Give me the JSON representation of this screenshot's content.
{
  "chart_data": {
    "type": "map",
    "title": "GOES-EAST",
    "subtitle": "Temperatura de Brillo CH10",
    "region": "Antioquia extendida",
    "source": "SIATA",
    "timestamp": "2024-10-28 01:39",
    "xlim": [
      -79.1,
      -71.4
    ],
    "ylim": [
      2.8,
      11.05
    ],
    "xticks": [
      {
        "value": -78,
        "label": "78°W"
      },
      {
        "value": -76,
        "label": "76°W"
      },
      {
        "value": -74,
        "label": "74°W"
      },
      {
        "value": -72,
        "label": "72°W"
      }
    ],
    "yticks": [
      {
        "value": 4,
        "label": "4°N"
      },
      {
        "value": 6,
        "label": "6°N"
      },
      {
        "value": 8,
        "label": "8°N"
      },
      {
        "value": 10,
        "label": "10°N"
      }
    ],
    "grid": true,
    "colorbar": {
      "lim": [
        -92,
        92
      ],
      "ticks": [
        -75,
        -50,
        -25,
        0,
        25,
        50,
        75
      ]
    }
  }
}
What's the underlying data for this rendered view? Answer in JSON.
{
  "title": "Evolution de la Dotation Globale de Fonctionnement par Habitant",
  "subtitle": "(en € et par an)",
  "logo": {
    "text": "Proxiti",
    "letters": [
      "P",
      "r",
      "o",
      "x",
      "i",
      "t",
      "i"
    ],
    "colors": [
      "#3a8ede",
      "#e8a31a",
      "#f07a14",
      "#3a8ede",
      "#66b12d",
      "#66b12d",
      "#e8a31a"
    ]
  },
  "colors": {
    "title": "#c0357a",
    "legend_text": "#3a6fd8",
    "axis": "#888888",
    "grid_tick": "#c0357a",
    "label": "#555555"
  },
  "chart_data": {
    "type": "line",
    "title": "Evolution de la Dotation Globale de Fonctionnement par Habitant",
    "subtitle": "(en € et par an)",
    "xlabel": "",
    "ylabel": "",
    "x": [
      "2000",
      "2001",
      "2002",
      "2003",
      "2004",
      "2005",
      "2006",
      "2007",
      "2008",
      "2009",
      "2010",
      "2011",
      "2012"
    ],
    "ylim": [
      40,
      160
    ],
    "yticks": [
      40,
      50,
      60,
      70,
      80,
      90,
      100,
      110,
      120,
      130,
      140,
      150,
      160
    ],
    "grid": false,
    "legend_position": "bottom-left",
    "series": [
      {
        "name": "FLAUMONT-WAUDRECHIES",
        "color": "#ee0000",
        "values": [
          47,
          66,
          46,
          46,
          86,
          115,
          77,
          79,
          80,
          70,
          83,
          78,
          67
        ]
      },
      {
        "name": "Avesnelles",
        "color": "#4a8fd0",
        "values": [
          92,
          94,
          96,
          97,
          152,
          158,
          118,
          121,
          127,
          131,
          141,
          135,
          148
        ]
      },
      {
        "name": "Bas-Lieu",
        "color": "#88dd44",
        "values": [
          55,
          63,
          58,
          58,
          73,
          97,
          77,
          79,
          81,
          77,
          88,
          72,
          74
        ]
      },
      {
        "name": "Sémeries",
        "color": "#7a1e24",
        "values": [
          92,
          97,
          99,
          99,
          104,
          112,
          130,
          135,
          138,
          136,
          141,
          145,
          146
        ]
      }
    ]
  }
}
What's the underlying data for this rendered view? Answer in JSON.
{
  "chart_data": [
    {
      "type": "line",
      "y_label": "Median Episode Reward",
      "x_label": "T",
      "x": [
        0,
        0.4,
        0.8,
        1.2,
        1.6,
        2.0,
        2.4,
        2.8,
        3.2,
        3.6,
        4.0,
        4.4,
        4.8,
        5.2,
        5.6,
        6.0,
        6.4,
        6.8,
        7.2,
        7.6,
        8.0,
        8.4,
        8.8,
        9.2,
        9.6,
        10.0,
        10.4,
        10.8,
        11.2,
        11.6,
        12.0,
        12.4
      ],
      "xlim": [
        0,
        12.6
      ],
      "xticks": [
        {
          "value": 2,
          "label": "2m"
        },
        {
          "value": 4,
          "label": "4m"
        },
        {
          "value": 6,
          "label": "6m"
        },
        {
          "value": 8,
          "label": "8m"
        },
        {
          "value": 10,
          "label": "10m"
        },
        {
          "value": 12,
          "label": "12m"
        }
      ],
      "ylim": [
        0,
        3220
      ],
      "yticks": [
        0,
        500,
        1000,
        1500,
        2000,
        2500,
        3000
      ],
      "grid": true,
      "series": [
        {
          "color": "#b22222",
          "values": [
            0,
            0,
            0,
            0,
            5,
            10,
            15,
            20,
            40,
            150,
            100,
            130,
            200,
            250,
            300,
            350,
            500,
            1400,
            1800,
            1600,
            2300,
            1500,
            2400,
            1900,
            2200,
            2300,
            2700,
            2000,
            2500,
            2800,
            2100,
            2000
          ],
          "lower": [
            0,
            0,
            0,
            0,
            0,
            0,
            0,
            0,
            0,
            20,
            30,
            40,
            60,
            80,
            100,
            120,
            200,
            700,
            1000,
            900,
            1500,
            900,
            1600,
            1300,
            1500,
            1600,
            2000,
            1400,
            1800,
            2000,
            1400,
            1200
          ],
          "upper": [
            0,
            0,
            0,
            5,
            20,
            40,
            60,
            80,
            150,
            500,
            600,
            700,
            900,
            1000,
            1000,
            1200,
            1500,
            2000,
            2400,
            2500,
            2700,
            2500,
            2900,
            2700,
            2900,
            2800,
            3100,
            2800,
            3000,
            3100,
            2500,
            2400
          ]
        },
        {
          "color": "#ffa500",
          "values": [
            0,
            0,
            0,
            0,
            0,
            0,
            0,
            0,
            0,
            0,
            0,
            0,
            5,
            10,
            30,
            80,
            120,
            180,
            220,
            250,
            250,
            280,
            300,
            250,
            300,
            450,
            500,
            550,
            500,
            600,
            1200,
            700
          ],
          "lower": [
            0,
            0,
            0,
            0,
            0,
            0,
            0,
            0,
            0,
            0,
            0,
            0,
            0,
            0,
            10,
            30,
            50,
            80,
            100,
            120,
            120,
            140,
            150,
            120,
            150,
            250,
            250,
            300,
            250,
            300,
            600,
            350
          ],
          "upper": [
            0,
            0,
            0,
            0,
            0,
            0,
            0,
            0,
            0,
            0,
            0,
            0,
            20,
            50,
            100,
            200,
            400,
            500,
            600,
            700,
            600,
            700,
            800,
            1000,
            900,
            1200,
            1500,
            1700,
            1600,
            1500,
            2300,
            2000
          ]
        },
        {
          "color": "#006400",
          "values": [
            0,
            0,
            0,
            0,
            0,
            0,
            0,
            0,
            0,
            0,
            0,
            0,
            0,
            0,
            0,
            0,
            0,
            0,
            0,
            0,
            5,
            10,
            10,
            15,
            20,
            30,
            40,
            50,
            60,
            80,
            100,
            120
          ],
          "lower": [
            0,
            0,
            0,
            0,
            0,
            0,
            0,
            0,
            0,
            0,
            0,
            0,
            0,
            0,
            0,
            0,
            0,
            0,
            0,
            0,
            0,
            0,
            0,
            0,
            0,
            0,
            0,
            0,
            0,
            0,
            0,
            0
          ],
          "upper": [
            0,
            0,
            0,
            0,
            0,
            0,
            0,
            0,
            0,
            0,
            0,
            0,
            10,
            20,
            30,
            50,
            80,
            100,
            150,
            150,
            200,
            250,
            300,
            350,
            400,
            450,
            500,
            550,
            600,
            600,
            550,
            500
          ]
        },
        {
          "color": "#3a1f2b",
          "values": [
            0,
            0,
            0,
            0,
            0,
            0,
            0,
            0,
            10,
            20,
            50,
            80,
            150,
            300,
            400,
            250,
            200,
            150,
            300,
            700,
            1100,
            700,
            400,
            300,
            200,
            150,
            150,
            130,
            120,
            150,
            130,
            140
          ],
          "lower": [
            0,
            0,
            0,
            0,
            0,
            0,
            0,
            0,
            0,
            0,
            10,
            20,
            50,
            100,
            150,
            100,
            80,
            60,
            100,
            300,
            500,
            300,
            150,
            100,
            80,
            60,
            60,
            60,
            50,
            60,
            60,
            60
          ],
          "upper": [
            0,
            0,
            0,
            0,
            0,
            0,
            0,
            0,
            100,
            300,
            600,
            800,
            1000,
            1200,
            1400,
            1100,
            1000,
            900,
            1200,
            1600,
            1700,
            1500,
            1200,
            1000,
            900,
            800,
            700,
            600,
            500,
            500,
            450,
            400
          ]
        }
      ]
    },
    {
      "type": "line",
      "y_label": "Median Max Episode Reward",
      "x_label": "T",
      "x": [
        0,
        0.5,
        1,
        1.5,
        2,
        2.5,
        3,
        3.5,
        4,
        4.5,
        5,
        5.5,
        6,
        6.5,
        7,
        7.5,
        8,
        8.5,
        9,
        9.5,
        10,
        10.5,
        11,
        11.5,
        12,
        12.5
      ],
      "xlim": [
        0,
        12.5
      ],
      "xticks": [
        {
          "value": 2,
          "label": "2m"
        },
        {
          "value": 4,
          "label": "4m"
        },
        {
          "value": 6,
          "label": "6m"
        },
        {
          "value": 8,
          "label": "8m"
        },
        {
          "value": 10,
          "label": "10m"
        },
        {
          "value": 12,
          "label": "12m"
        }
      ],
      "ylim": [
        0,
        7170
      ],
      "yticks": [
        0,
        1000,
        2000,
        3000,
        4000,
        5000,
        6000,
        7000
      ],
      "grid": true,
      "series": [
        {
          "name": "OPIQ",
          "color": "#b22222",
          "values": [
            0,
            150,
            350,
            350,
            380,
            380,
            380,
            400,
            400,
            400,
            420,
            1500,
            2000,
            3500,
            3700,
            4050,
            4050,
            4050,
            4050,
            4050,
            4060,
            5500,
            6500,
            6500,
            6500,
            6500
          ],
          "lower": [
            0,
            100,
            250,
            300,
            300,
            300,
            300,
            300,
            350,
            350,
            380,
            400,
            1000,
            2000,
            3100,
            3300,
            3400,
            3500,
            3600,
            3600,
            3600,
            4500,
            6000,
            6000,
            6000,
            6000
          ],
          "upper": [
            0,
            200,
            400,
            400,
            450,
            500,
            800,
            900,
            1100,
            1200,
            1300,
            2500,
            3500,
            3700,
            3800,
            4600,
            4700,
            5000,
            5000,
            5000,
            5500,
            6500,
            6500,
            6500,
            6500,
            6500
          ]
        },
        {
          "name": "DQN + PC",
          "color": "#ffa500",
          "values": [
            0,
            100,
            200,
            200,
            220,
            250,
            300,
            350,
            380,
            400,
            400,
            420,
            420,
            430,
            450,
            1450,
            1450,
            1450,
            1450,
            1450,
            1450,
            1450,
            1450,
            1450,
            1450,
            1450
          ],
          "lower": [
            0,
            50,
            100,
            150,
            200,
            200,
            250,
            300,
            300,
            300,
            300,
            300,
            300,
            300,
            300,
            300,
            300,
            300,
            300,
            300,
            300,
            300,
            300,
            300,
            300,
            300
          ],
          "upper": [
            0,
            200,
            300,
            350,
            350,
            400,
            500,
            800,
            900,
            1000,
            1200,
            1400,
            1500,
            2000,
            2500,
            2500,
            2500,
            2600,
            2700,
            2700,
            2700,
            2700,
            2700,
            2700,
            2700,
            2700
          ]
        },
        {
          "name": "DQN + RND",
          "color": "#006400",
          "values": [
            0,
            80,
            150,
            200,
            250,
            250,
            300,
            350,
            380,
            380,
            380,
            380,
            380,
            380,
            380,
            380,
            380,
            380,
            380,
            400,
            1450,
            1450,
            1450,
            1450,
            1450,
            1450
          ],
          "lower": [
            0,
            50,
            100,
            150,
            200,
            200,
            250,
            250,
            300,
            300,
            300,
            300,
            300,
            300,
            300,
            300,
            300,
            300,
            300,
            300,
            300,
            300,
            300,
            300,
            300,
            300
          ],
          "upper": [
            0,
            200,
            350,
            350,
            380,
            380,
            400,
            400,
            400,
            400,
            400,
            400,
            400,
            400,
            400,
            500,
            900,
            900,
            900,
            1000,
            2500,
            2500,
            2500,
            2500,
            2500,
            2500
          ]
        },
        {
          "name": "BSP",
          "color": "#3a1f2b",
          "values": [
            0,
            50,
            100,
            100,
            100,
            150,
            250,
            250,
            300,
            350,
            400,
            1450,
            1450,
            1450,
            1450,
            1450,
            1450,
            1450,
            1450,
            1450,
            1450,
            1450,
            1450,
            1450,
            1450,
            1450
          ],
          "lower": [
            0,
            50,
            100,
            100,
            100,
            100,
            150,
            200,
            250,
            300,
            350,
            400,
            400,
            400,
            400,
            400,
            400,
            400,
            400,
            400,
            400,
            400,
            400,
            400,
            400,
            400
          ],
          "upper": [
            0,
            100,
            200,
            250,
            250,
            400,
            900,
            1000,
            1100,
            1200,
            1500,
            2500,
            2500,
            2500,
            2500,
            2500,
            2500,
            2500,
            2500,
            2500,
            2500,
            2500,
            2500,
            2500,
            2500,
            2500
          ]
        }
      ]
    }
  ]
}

Prompt: Give the number of lines above in which the word "Globale" occurs, with nothing else.

Answer in full: 2